Task brief
Output all records precisely as written.

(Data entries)
____________
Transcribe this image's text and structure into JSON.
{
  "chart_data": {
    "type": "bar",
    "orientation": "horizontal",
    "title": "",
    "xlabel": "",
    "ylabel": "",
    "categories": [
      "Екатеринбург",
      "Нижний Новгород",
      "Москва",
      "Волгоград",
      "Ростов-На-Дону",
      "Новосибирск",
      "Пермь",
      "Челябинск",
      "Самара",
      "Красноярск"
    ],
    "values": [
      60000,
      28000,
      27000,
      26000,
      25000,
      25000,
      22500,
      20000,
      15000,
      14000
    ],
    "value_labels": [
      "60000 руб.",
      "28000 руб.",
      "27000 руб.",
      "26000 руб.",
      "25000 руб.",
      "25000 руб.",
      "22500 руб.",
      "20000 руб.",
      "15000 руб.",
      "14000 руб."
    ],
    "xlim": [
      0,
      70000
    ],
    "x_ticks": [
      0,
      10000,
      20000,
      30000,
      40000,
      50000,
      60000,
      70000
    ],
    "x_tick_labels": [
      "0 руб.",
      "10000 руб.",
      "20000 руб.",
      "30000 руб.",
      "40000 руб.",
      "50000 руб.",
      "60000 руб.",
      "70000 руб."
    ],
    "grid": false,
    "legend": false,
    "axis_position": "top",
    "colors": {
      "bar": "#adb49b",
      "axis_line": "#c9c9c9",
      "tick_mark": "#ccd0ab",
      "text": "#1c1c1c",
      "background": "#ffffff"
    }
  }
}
____________
Final result
Transcribe this image's text and structure into JSON.
{
  "chart_data": {
    "type": "bar",
    "orientation": "horizontal",
    "title": "",
    "xlabel": "",
    "ylabel": "",
    "categories": [
      "Екатеринбург",
      "Нижний Новгород",
      "Москва",
      "Волгоград",
      "Ростов-На-Дону",
      "Новосибирск",
      "Пермь",
      "Челябинск",
      "Самара",
      "Красноярск"
    ],
    "values": [
      60000,
      28000,
      27000,
      26000,
      25000,
      25000,
      22500,
      20000,
      15000,
      14000
    ],
    "value_labels": [
      "60000 руб.",
      "28000 руб.",
      "27000 руб.",
      "26000 руб.",
      "25000 руб.",
      "25000 руб.",
      "22500 руб.",
      "20000 руб.",
      "15000 руб.",
      "14000 руб."
    ],
    "xlim": [
      0,
      70000
    ],
    "x_ticks": [
      0,
      10000,
      20000,
      30000,
      40000,
      50000,
      60000,
      70000
    ],
    "x_tick_labels": [
      "0 руб.",
      "10000 руб.",
      "20000 руб.",
      "30000 руб.",
      "40000 руб.",
      "50000 руб.",
      "60000 руб.",
      "70000 руб."
    ],
    "grid": false,
    "legend": false,
    "axis_position": "top",
    "colors": {
      "bar": "#adb49b",
      "axis_line": "#c9c9c9",
      "tick_mark": "#ccd0ab",
      "text": "#1c1c1c",
      "background": "#ffffff"
    }
  }
}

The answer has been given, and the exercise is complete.